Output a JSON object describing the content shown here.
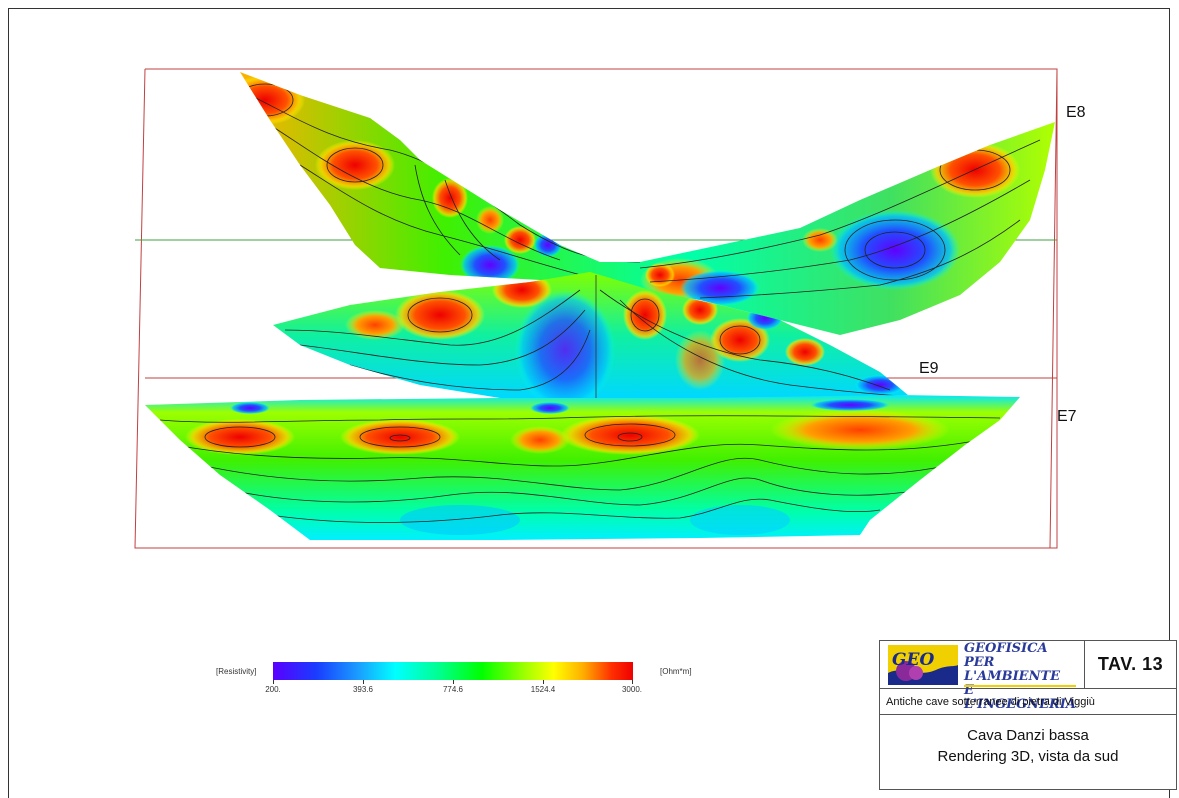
{
  "sections": [
    {
      "id": "E8",
      "label": "E8"
    },
    {
      "id": "E9",
      "label": "E9"
    },
    {
      "id": "E7",
      "label": "E7"
    }
  ],
  "colorbar": {
    "title": "[Resistivity]",
    "unit": "[Ohm*m]",
    "ticks": [
      "200.",
      "393.6",
      "774.6",
      "1524.4",
      "3000."
    ],
    "colors": [
      "#5a00ff",
      "#1a3cff",
      "#1aa0ff",
      "#00ffff",
      "#00ff90",
      "#00ff00",
      "#a0ff00",
      "#ffff00",
      "#ffb000",
      "#ff3000",
      "#ee0000"
    ]
  },
  "title_block": {
    "logo_lines": [
      "GEOFISICA",
      "PER L'AMBIENTE",
      "E L'INGEGNERIA"
    ],
    "logo_mark": "GEO",
    "tav": "TAV. 13",
    "subtitle": "Antiche cave sotterranee di pietra di Viggiù",
    "description_line1": "Cava Danzi bassa",
    "description_line2": "Rendering 3D, vista da sud"
  }
}
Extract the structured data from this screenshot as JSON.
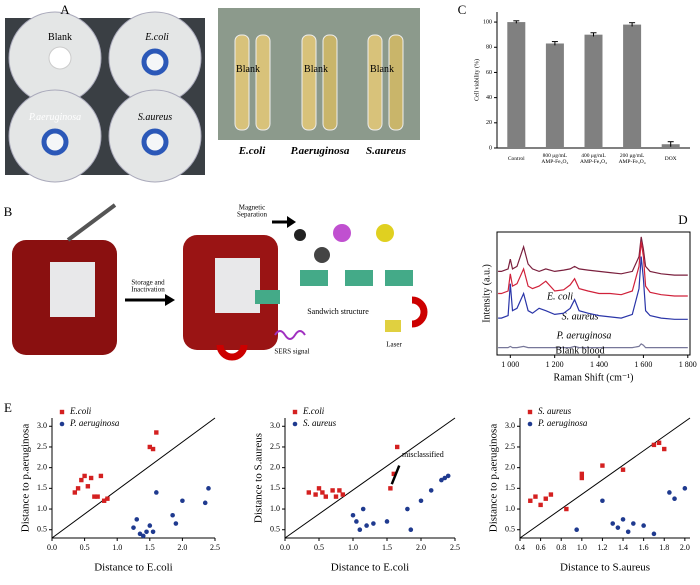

**What you have to do**.
Reproduce each record above by retyping it exactly; omit all images.

**Correct result**.
Output a JSON object describing the content shown here.
{
  "sections": [
    {
      "id": "E8",
      "label": "E8"
    },
    {
      "id": "E9",
      "label": "E9"
    },
    {
      "id": "E7",
      "label": "E7"
    }
  ],
  "colorbar": {
    "title": "[Resistivity]",
    "unit": "[Ohm*m]",
    "ticks": [
      "200.",
      "393.6",
      "774.6",
      "1524.4",
      "3000."
    ],
    "colors": [
      "#5a00ff",
      "#1a3cff",
      "#1aa0ff",
      "#00ffff",
      "#00ff90",
      "#00ff00",
      "#a0ff00",
      "#ffff00",
      "#ffb000",
      "#ff3000",
      "#ee0000"
    ]
  },
  "title_block": {
    "logo_lines": [
      "GEOFISICA",
      "PER L'AMBIENTE",
      "E L'INGEGNERIA"
    ],
    "logo_mark": "GEO",
    "tav": "TAV. 13",
    "subtitle": "Antiche cave sotterranee di pietra di Viggiù",
    "description_line1": "Cava Danzi bassa",
    "description_line2": "Rendering 3D, vista da sud"
  }
}
Extract the structured data from this screenshot as JSON.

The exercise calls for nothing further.